- AIM OF THE TASK:
Select every line containing the word "others" from the material, and copy those lines.

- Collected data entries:
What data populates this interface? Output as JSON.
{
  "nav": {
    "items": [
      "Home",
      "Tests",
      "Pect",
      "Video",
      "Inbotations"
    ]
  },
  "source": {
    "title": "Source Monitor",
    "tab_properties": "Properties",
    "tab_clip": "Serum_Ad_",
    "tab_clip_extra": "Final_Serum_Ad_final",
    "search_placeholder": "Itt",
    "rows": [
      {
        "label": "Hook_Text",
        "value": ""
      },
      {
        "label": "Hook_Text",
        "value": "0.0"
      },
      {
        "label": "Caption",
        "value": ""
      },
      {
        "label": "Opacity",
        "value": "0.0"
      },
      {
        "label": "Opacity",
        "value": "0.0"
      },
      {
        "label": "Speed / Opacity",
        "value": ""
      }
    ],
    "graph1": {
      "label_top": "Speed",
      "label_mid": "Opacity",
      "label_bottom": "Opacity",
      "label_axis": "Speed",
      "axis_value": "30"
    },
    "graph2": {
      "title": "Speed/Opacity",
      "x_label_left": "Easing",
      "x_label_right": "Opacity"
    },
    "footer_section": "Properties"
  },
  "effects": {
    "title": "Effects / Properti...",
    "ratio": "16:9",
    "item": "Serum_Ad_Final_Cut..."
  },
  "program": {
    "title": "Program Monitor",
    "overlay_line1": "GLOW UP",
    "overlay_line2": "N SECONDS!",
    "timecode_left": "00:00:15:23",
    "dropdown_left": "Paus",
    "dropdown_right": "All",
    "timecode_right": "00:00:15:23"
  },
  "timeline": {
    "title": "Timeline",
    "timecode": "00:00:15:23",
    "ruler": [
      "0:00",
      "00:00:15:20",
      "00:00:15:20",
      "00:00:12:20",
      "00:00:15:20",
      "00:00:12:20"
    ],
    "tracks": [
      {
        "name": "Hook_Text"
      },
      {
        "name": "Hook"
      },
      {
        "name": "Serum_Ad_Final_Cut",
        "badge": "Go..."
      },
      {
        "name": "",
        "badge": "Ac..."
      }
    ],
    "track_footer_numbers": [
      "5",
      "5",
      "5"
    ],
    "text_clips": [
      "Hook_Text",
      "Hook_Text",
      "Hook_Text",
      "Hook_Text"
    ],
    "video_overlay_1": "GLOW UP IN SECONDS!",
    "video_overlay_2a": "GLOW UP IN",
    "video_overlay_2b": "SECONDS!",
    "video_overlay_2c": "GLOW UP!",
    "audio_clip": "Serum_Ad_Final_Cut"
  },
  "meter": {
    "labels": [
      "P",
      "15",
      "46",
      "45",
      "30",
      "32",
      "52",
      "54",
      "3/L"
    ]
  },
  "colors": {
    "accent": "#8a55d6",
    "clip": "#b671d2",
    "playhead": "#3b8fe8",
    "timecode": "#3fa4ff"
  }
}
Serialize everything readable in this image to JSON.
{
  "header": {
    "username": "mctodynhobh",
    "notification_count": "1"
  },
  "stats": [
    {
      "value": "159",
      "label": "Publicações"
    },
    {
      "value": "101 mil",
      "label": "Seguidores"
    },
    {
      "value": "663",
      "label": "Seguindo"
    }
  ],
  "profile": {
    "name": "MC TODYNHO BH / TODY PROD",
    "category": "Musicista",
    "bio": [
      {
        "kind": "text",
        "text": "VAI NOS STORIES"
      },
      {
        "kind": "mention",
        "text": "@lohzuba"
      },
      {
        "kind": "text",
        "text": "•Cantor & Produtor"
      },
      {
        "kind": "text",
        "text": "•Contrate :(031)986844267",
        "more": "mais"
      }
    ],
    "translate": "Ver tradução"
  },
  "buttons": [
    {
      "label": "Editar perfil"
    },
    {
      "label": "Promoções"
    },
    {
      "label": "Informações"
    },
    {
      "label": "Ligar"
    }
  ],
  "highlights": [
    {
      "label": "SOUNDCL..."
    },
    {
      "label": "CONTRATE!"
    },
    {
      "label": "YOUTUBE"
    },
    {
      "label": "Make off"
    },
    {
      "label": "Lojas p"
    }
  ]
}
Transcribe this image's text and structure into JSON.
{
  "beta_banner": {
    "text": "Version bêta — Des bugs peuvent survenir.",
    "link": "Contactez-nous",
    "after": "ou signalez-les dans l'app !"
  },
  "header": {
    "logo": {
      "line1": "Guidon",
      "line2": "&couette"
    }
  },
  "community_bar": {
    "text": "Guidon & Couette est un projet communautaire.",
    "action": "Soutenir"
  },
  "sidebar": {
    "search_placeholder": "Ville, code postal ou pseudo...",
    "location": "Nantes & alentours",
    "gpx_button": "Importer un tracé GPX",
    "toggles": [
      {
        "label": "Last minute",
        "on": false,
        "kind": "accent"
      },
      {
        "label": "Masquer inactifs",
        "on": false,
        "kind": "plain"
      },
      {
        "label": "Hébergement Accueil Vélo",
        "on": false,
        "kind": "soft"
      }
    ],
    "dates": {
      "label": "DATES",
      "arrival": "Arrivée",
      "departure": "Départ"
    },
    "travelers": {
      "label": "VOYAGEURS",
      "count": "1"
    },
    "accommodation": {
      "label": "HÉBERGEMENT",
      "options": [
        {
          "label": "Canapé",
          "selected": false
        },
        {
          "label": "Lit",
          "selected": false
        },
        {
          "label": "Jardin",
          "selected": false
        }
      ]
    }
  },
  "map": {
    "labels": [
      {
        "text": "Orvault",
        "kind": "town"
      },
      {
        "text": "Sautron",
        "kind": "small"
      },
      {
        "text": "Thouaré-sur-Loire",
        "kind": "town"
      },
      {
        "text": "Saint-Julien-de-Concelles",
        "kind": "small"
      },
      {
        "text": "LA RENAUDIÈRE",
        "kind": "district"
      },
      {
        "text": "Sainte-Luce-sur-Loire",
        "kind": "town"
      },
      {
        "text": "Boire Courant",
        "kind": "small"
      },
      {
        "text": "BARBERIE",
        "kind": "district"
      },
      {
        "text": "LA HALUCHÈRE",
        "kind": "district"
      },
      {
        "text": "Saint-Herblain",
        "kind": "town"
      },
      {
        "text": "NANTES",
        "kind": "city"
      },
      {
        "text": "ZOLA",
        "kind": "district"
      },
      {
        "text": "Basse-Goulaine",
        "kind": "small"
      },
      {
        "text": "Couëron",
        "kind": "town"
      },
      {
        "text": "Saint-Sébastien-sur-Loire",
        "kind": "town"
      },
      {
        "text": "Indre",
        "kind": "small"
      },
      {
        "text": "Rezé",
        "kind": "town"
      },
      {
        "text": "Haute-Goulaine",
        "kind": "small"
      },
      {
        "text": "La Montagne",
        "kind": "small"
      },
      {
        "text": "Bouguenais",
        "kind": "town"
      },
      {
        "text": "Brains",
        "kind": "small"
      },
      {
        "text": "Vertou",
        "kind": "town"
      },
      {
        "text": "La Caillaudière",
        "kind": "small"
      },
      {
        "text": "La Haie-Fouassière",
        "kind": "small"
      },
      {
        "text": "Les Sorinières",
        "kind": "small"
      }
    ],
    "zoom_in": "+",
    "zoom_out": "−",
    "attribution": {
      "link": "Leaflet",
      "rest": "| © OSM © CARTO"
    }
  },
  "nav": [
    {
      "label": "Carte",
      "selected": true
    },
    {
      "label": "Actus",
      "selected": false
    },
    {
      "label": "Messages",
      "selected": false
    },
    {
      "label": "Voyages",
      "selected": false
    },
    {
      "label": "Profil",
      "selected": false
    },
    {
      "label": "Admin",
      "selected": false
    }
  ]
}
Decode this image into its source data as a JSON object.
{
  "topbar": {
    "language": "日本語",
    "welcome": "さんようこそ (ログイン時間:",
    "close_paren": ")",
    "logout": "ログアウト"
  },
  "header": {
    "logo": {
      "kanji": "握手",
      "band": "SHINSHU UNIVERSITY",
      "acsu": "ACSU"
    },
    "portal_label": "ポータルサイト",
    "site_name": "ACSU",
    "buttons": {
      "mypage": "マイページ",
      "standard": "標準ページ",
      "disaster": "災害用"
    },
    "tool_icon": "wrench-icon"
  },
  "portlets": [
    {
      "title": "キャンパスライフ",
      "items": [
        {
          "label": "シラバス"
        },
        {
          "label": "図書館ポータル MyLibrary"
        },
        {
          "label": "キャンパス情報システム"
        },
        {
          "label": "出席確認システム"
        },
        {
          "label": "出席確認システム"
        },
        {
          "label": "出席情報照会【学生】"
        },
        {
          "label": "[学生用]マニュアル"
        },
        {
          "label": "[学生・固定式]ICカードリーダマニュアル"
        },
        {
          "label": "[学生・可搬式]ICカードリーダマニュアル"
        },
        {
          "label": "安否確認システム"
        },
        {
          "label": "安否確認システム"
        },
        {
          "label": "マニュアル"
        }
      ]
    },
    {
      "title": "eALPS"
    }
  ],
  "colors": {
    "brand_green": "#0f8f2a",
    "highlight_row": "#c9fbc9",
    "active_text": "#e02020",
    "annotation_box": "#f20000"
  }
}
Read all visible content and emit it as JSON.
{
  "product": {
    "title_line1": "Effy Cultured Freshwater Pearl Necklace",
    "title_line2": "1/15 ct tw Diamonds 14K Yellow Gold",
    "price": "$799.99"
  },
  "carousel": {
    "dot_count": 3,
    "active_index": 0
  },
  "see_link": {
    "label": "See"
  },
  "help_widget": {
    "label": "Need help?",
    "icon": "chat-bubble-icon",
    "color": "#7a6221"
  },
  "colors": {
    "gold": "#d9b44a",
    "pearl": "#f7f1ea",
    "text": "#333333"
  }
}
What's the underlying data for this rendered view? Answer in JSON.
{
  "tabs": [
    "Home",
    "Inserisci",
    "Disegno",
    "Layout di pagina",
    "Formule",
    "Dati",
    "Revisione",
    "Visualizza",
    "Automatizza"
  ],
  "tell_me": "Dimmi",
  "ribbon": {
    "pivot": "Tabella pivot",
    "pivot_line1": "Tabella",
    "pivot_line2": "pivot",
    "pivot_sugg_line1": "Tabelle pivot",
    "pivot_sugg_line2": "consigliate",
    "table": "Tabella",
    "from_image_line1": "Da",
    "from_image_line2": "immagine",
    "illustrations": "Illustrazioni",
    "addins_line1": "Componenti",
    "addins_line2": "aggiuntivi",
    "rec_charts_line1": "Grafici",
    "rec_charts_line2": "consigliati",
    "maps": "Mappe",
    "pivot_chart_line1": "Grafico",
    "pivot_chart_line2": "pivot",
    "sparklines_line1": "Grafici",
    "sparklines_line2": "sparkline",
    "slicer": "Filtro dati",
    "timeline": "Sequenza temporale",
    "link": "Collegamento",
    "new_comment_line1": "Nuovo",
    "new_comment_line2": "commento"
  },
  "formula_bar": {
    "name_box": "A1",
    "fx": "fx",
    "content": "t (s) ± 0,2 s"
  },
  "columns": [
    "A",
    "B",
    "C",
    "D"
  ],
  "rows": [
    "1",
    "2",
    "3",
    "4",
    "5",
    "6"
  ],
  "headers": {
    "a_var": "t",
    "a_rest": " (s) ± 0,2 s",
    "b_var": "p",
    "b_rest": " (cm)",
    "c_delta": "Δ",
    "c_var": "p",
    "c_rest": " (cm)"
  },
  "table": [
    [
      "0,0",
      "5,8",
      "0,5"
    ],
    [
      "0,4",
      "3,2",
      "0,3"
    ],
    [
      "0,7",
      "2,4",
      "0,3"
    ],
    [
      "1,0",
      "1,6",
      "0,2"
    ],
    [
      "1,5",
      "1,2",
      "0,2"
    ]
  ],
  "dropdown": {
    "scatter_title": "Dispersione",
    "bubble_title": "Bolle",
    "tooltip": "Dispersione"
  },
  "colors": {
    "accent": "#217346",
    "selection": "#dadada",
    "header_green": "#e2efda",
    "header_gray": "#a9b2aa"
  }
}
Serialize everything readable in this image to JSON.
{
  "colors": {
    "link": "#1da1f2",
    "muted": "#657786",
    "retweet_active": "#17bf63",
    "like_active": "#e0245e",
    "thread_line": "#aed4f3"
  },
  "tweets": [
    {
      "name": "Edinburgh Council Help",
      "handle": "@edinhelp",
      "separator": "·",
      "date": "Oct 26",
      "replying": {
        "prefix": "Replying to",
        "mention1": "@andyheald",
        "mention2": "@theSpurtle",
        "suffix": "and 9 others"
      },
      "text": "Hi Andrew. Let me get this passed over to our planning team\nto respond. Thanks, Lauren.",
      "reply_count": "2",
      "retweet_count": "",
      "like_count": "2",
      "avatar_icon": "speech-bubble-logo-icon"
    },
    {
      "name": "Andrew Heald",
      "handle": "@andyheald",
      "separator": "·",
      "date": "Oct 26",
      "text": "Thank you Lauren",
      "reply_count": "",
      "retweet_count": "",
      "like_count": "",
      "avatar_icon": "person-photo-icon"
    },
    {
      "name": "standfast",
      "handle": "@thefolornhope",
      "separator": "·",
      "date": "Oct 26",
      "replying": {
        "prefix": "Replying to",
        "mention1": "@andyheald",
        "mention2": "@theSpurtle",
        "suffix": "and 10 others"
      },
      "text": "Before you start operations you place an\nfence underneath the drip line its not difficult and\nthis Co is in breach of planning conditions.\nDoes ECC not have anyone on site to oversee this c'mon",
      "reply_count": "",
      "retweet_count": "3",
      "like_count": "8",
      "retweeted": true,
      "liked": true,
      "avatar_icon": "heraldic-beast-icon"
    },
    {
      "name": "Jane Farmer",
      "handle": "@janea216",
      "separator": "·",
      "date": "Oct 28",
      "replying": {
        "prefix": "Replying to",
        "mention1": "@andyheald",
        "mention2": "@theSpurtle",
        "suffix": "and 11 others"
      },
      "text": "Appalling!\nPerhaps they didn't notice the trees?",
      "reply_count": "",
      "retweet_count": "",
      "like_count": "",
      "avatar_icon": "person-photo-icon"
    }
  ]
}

- THE RESPONSE:
        "suffix": "and 9 others"
        "suffix": "and 10 others"
        "suffix": "and 11 others"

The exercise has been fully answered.